Start of Given entries

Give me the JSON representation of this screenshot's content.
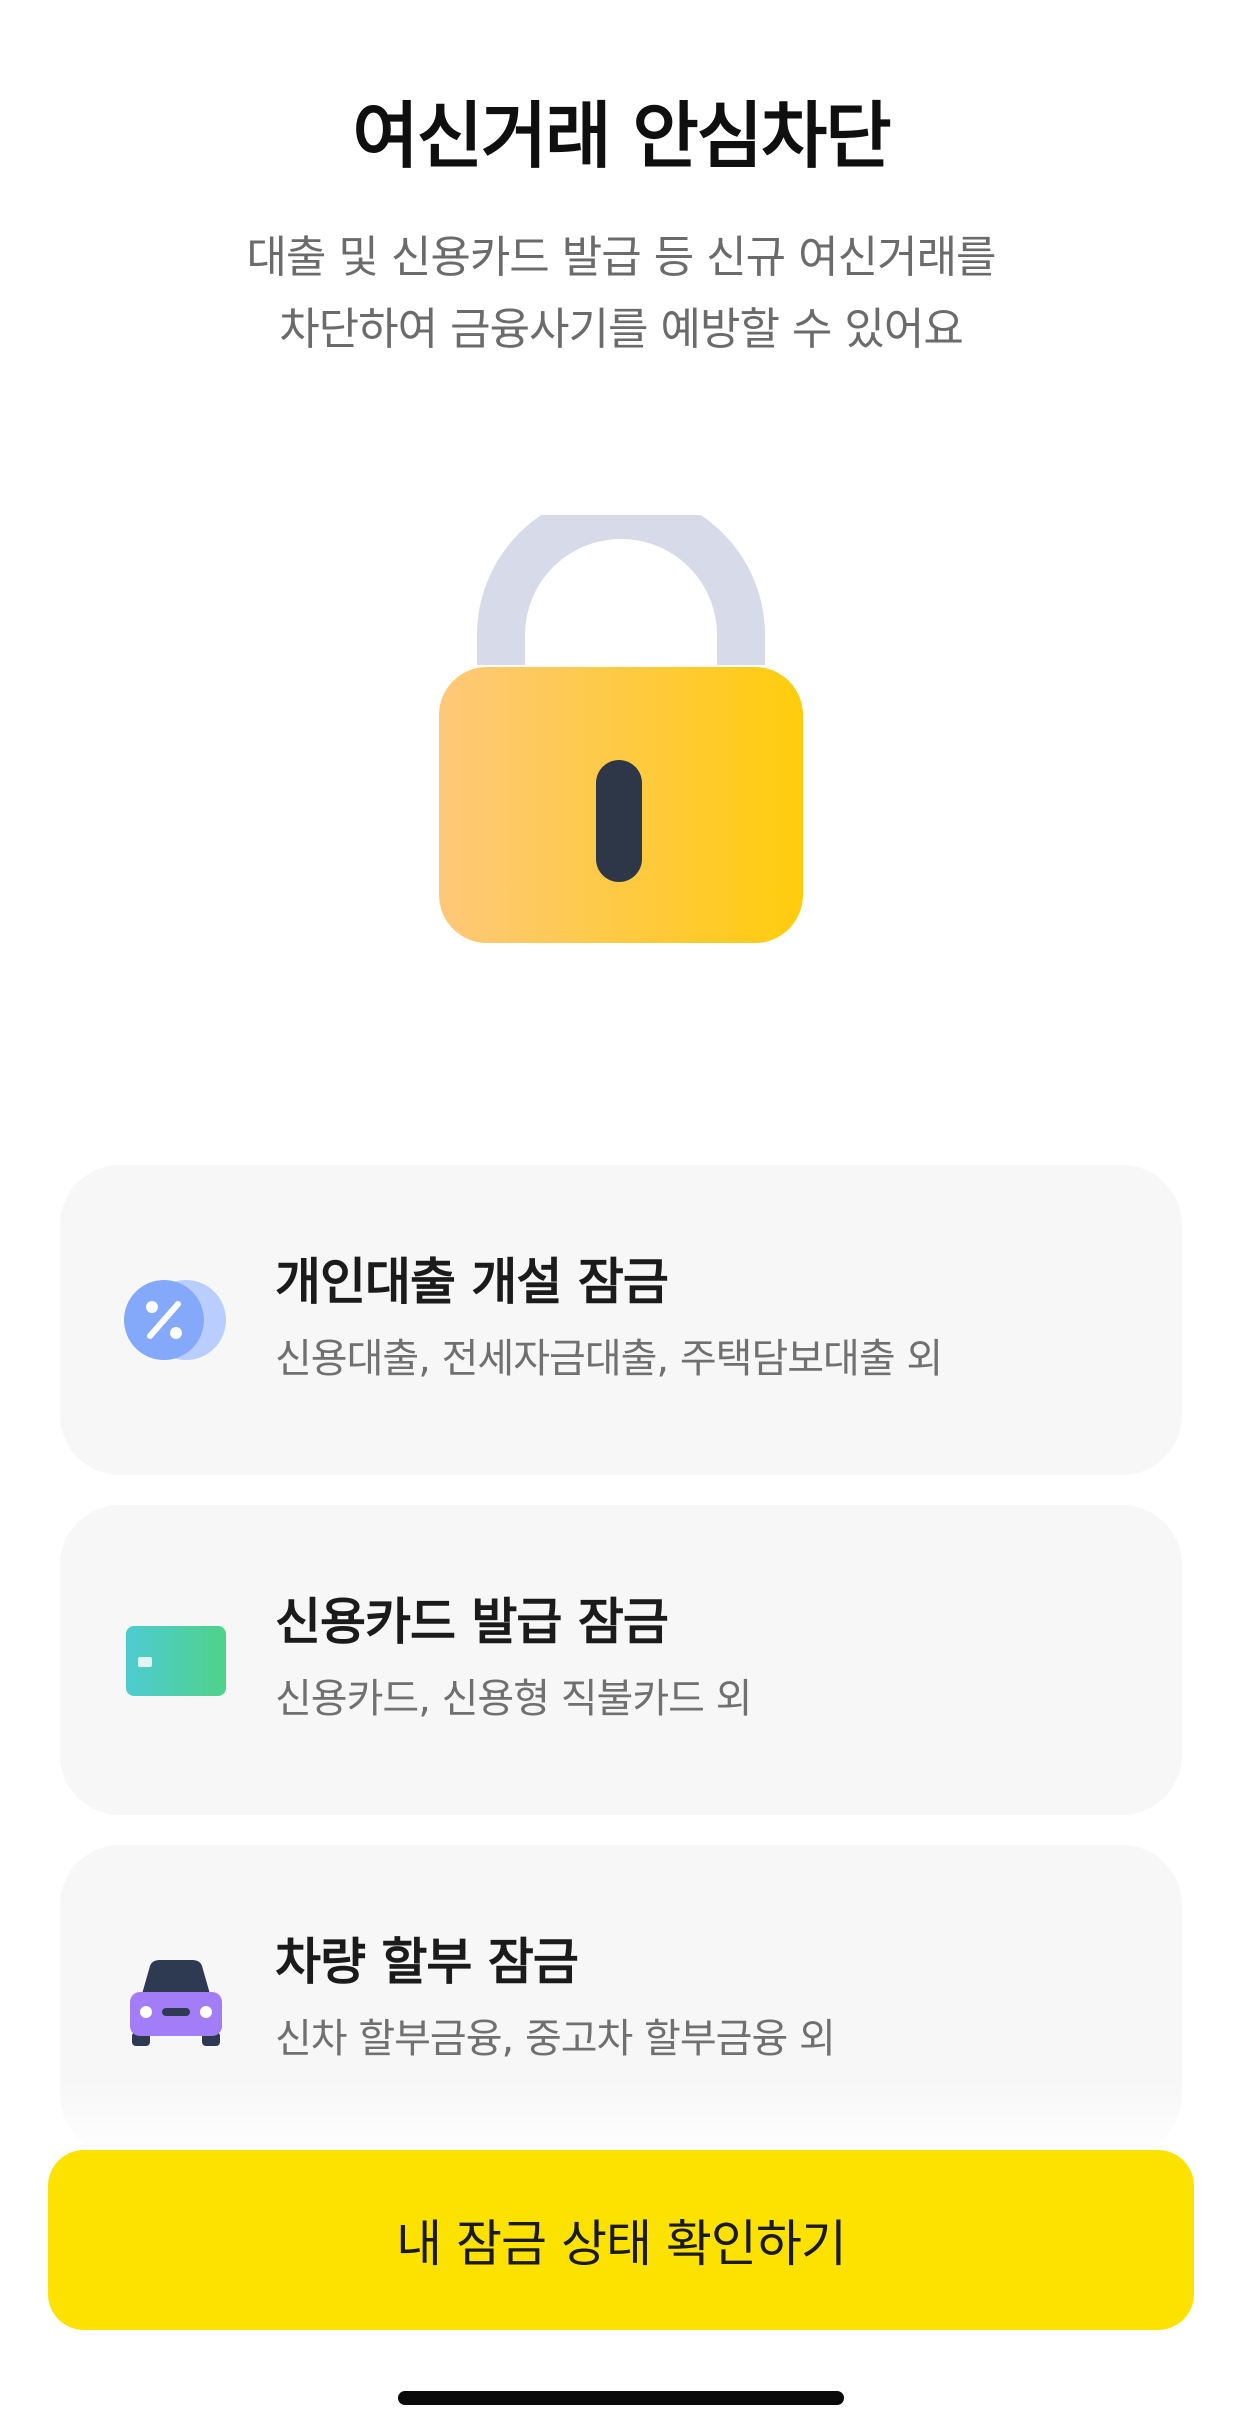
{
  "header": {
    "title": "여신거래 안심차단",
    "subtitle_line1": "대출 및 신용카드 발급 등 신규 여신거래를",
    "subtitle_line2": "차단하여 금융사기를 예방할 수 있어요"
  },
  "hero": {
    "icon": "padlock-icon",
    "colors": {
      "shackle": "#d7dbe9",
      "body_left": "#fec87a",
      "body_right": "#ffcc0d",
      "keyhole": "#2d3748"
    }
  },
  "lock_items": [
    {
      "title": "개인대출 개설 잠금",
      "description": "신용대출, 전세자금대출, 주택담보대출 외",
      "icon": "percent-coin-icon"
    },
    {
      "title": "신용카드 발급 잠금",
      "description": "신용카드, 신용형 직불카드 외",
      "icon": "credit-card-icon"
    },
    {
      "title": "차량 할부 잠금",
      "description": "신차 할부금융, 중고차 할부금융 외",
      "icon": "car-icon"
    }
  ],
  "cta": {
    "label": "내 잠금 상태 확인하기",
    "color": "#fde200"
  }
}
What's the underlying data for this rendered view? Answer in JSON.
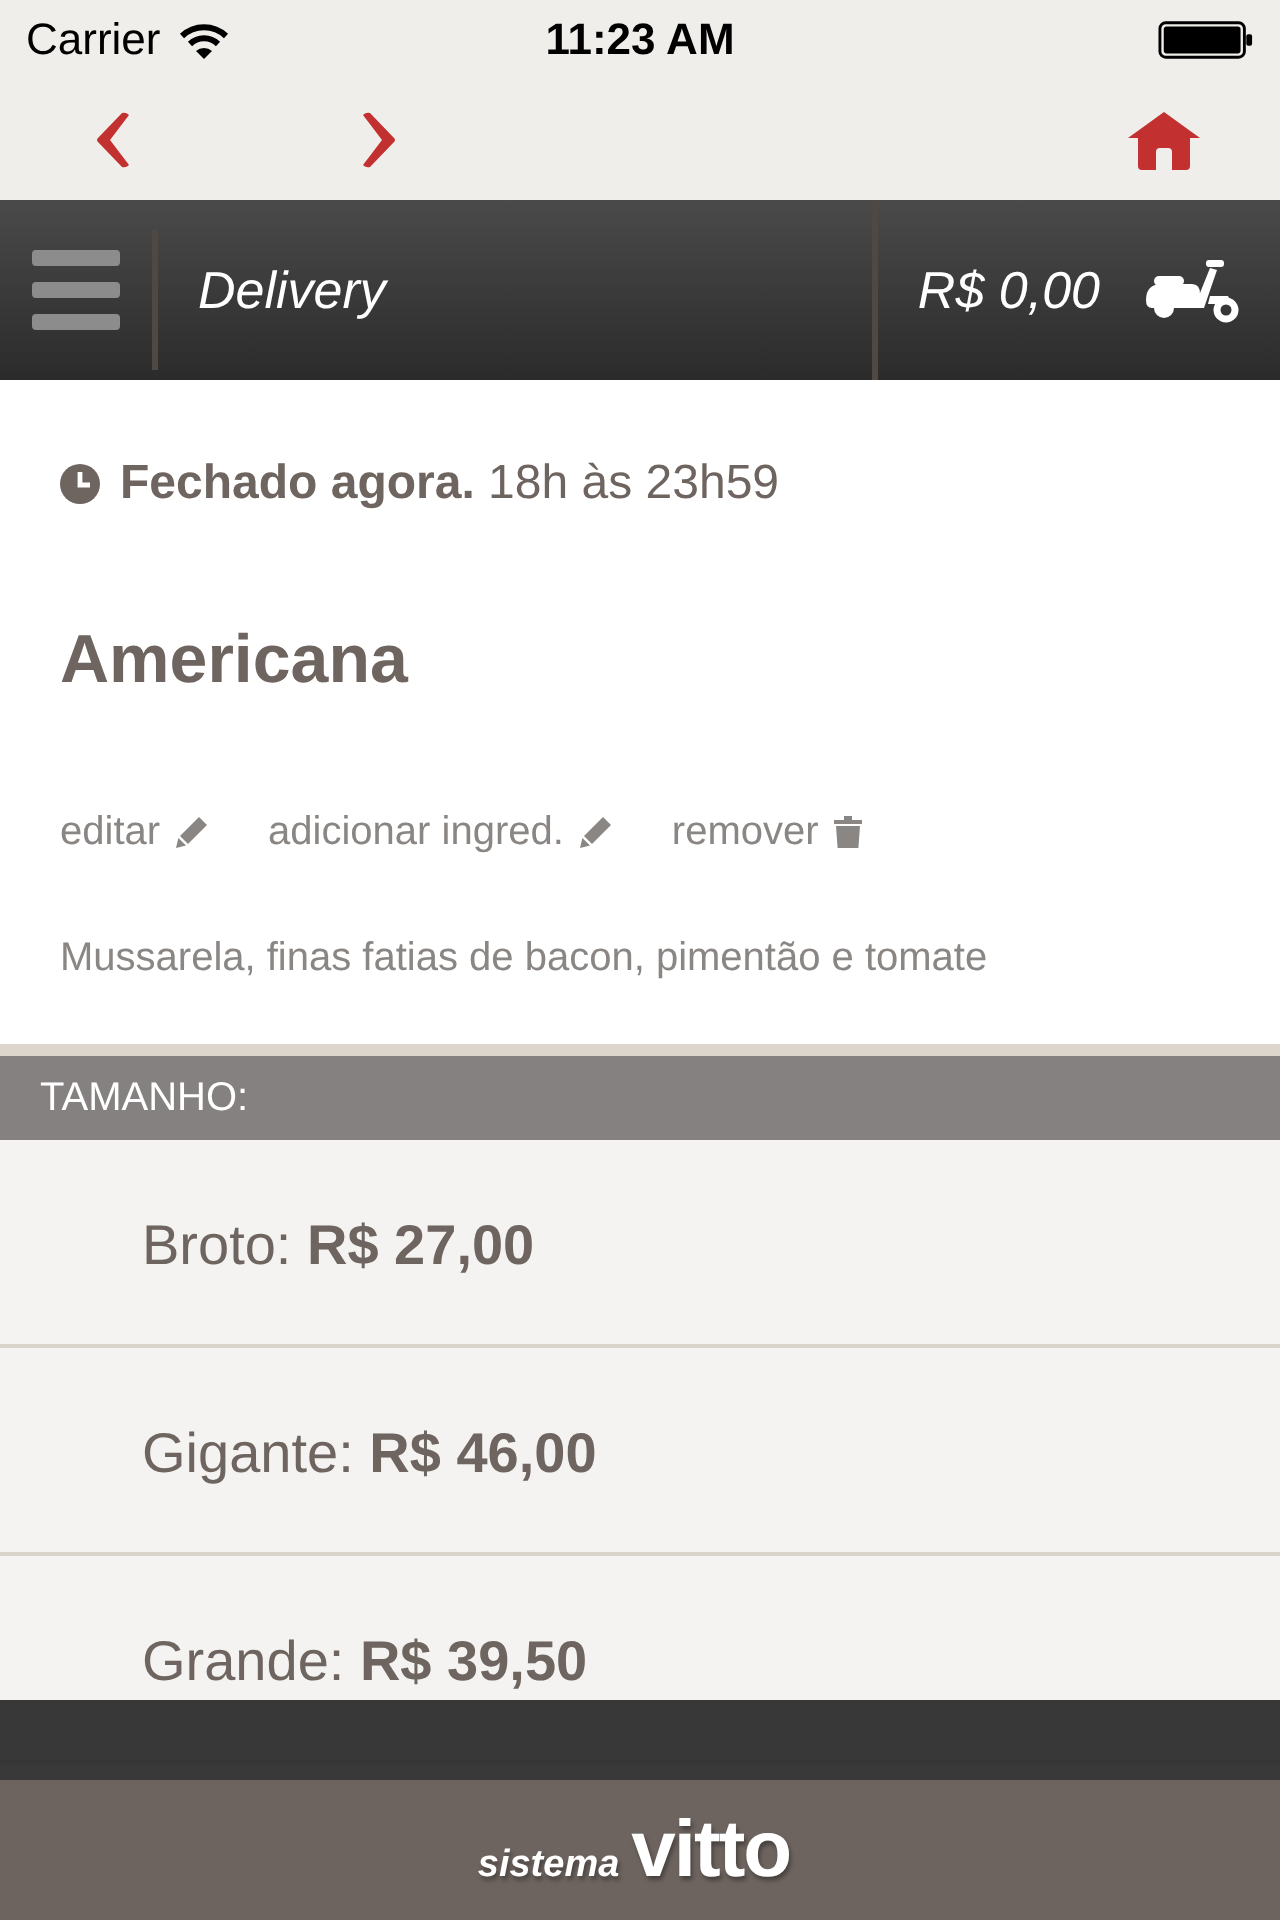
{
  "status_bar": {
    "carrier": "Carrier",
    "time": "11:23 AM"
  },
  "header": {
    "title": "Delivery",
    "cart_total": "R$ 0,00"
  },
  "store_status": "**Fechado agora.** 18h às 23h59",
  "product": {
    "name": "Americana",
    "actions": [
      {
        "label": "editar",
        "kind": "edit"
      },
      {
        "label": "adicionar ingred.",
        "kind": "edit"
      },
      {
        "label": "remover",
        "kind": "remove"
      }
    ],
    "description": "Mussarela, finas fatias de bacon, pimentão e tomate"
  },
  "size_section": {
    "title": "TAMANHO:",
    "options": [
      {
        "text": "Broto: **R$ 27,00**"
      },
      {
        "text": "Gigante: **R$ 46,00**"
      },
      {
        "text": "Grande: **R$ 39,50**"
      }
    ]
  },
  "footer": {
    "logo_prefix": "sistema",
    "logo_name": "vitto"
  }
}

End of Given entries

> **Stated goal**
Reproduce the records, all of them, word for word; omit the pictures.

> **Solution to the exercise**
Give me the JSON representation of this screenshot's content.
{
  "header": {
    "title": "여신거래 안심차단",
    "subtitle_line1": "대출 및 신용카드 발급 등 신규 여신거래를",
    "subtitle_line2": "차단하여 금융사기를 예방할 수 있어요"
  },
  "hero": {
    "icon": "padlock-icon",
    "colors": {
      "shackle": "#d7dbe9",
      "body_left": "#fec87a",
      "body_right": "#ffcc0d",
      "keyhole": "#2d3748"
    }
  },
  "lock_items": [
    {
      "title": "개인대출 개설 잠금",
      "description": "신용대출, 전세자금대출, 주택담보대출 외",
      "icon": "percent-coin-icon"
    },
    {
      "title": "신용카드 발급 잠금",
      "description": "신용카드, 신용형 직불카드 외",
      "icon": "credit-card-icon"
    },
    {
      "title": "차량 할부 잠금",
      "description": "신차 할부금융, 중고차 할부금융 외",
      "icon": "car-icon"
    }
  ],
  "cta": {
    "label": "내 잠금 상태 확인하기",
    "color": "#fde200"
  }
}
What's the underlying data for this rendered view? Answer in JSON.
{
  "status_bar": {
    "carrier": "Carrier",
    "time": "11:23 AM"
  },
  "header": {
    "title": "Delivery",
    "cart_total": "R$ 0,00"
  },
  "store_status": "**Fechado agora.** 18h às 23h59",
  "product": {
    "name": "Americana",
    "actions": [
      {
        "label": "editar",
        "kind": "edit"
      },
      {
        "label": "adicionar ingred.",
        "kind": "edit"
      },
      {
        "label": "remover",
        "kind": "remove"
      }
    ],
    "description": "Mussarela, finas fatias de bacon, pimentão e tomate"
  },
  "size_section": {
    "title": "TAMANHO:",
    "options": [
      {
        "text": "Broto: **R$ 27,00**"
      },
      {
        "text": "Gigante: **R$ 46,00**"
      },
      {
        "text": "Grande: **R$ 39,50**"
      }
    ]
  },
  "footer": {
    "logo_prefix": "sistema",
    "logo_name": "vitto"
  }
}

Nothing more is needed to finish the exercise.